● PROBLEM REQUIREMENTS
Extract the records below word for word and ignore the images.

Collection entries
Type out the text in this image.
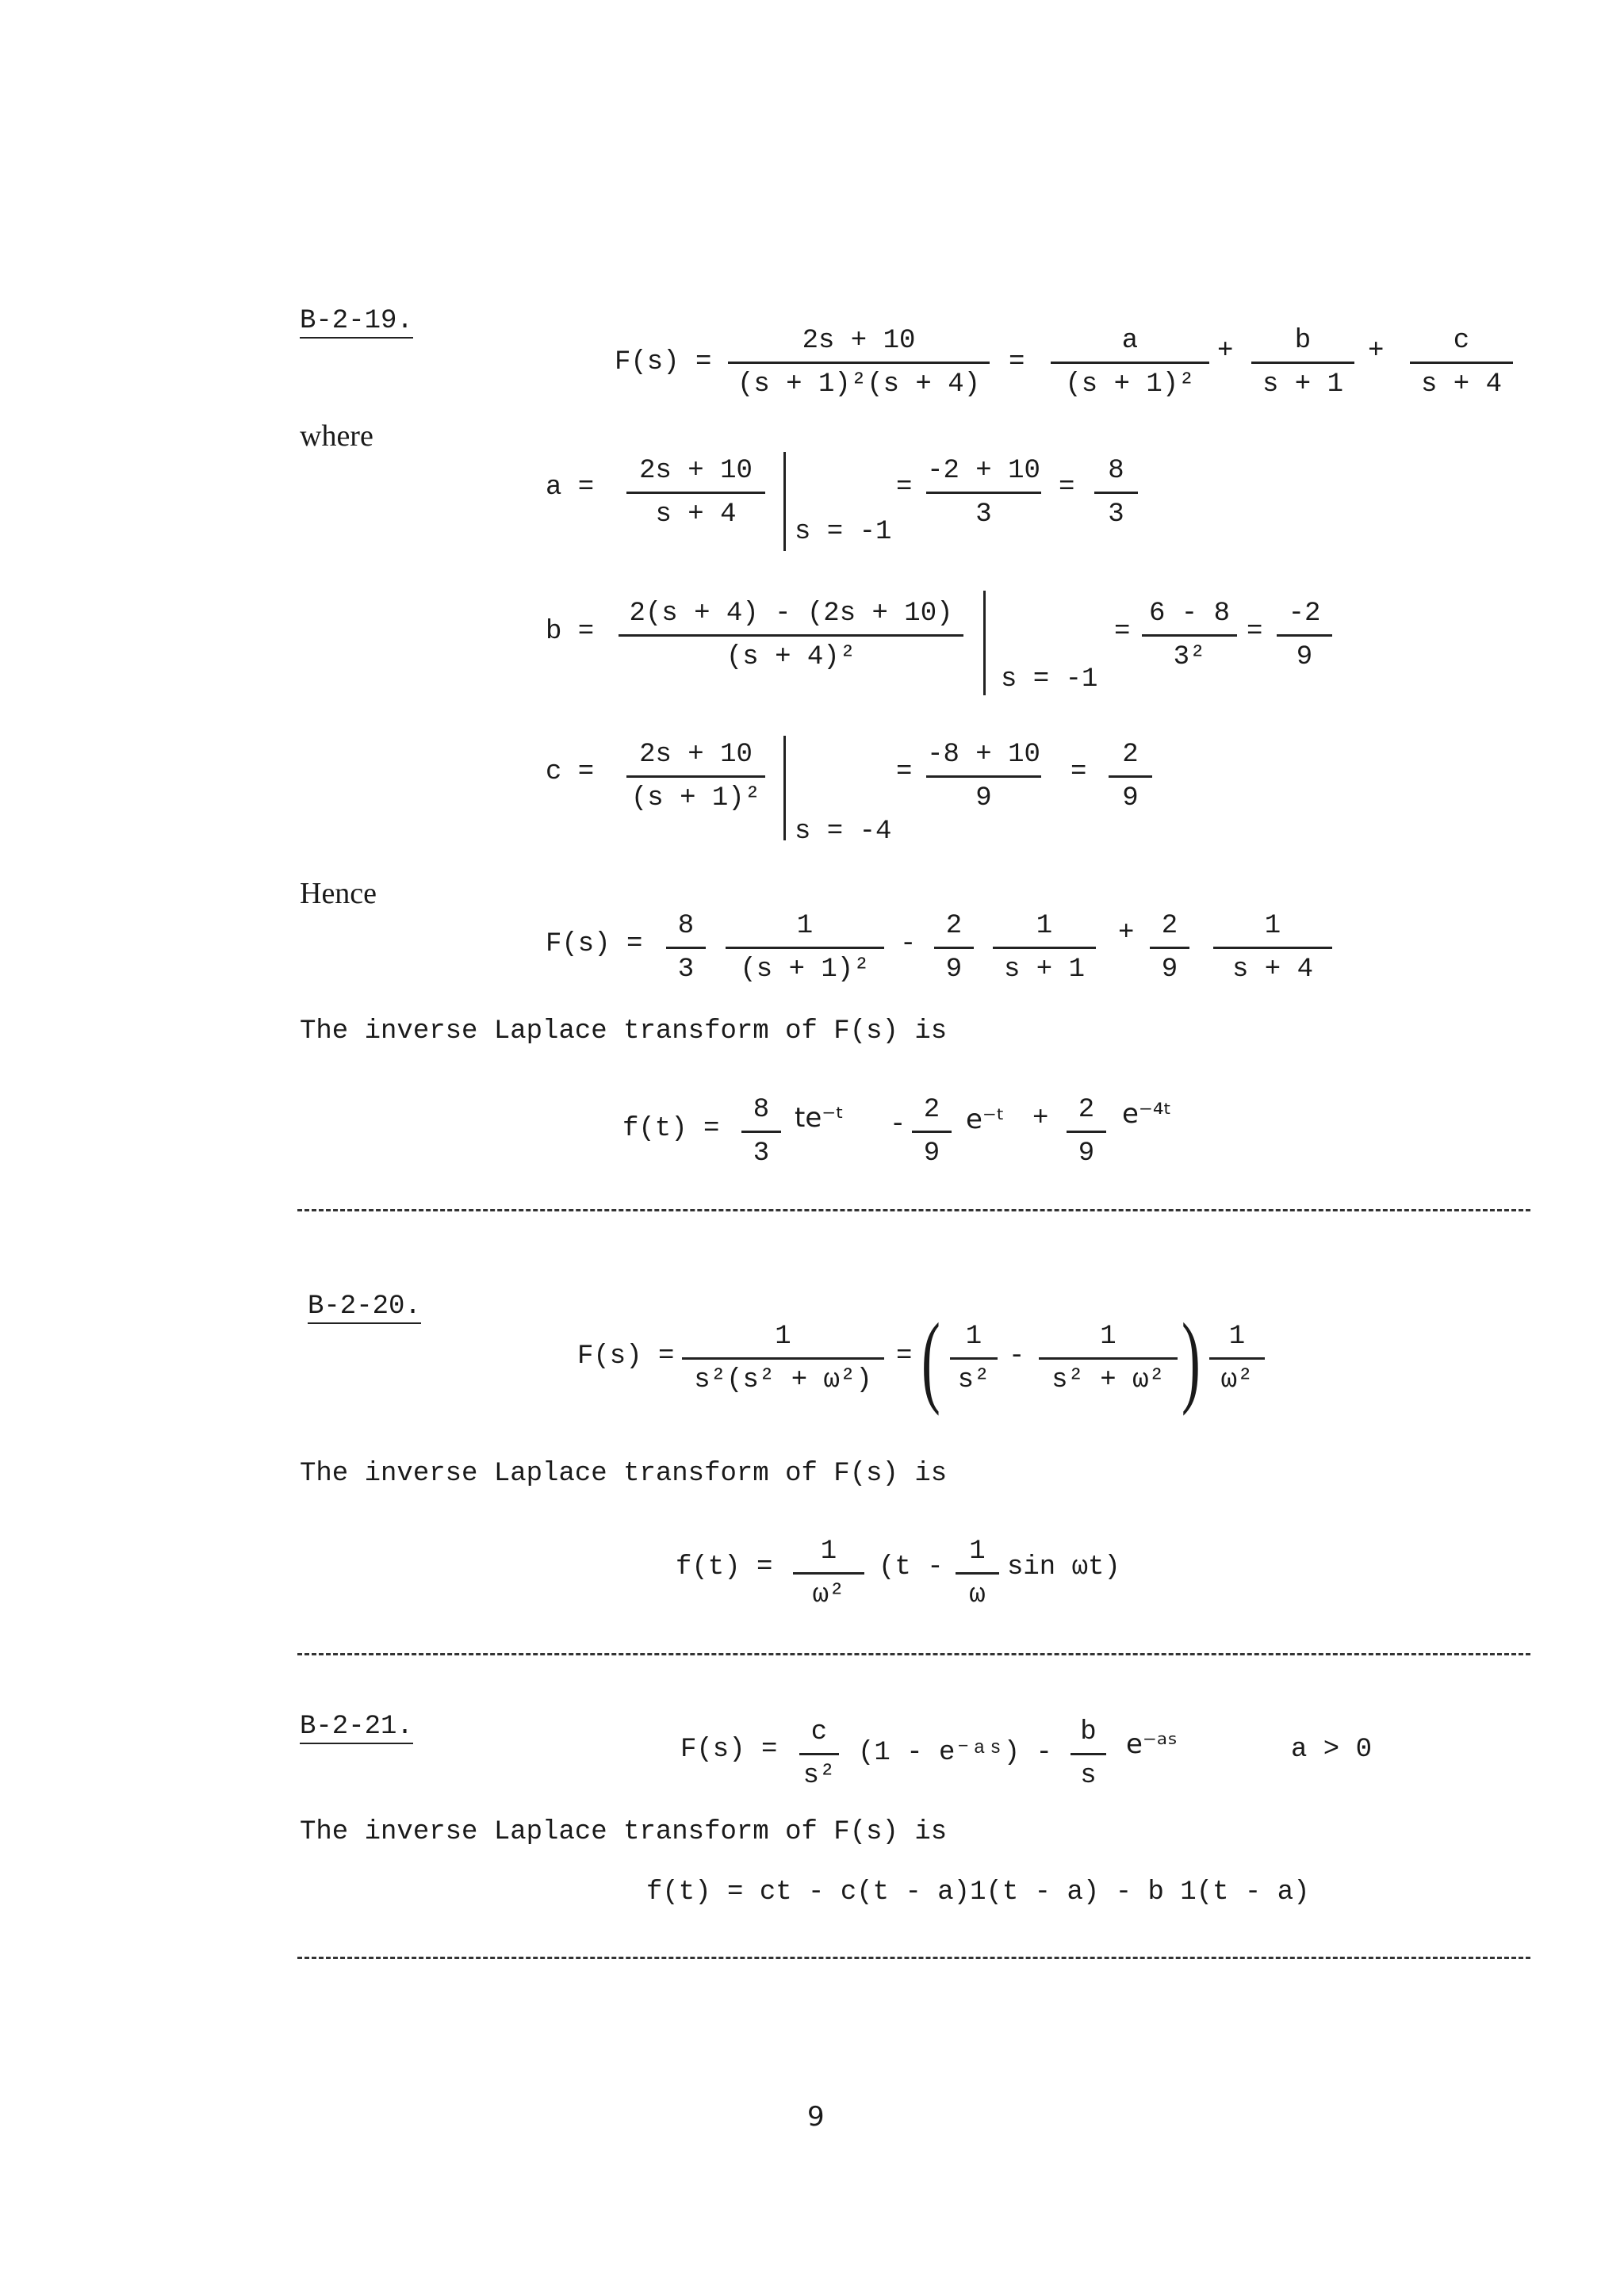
B-2-19.
F(s) =
2s + 10
(s + 1)²(s + 4)
=
a
(s + 1)²
+	b
s + 1
+	c
s + 4
where
a =
2s + 10
s + 4
s = -1
=
-2 + 10
3
=
8
3
b =
2(s + 4) - (2s + 10)
(s + 4)²
s = -1
=
6 - 8
3²
=
-2
9
c =
2s + 10
(s + 1)²
s = -4
=
-8 + 10
9
=
2
9
Hence
F(s) =
8
3
1
(s + 1)²
-
2
9
1
s + 1
+	2
9
1
s + 4
The inverse Laplace transform of F(s) is
f(t) =
8
3
te⁻ᵗ - 2
9
e⁻ᵗ +	2
9
e⁻⁴ᵗ
B-2-20.
F(s) =
1
s²(s² + ω²)
= ( 1
s²
-
1
s² + ω² )	1
ω²
The inverse Laplace transform of F(s) is
f(t) =
1
ω²
(t -
1
ω
sin ωt)
B-2-21.
F(s) =
c
s²
(1 - e⁻ᵃˢ) -
b
s
e⁻ᵃˢ	a > 0
The inverse Laplace transform of F(s) is
f(t) = ct - c(t - a)1(t - a) - b 1(t - a)
9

● TASK SOLUTION
Type out the text in this image.
B-2-19.
F(s) =
2s + 10
(s + 1)²(s + 4)
=
a
(s + 1)²
+	b
s + 1
+	c
s + 4
where
a =
2s + 10
s + 4
s = -1
=
-2 + 10
3
=
8
3
b =
2(s + 4) - (2s + 10)
(s + 4)²
s = -1
=
6 - 8
3²
=
-2
9
c =
2s + 10
(s + 1)²
s = -4
=
-8 + 10
9
=
2
9
Hence
F(s) =
8
3
1
(s + 1)²
-
2
9
1
s + 1
+	2
9
1
s + 4
The inverse Laplace transform of F(s) is
f(t) =
8
3
te⁻ᵗ - 2
9
e⁻ᵗ +	2
9
e⁻⁴ᵗ
B-2-20.
F(s) =
1
s²(s² + ω²)
= ( 1
s²
-
1
s² + ω² )	1
ω²
The inverse Laplace transform of F(s) is
f(t) =
1
ω²
(t -
1
ω
sin ωt)
B-2-21.
F(s) =
c
s²
(1 - e⁻ᵃˢ) -
b
s
e⁻ᵃˢ	a > 0
The inverse Laplace transform of F(s) is
f(t) = ct - c(t - a)1(t - a) - b 1(t - a)
9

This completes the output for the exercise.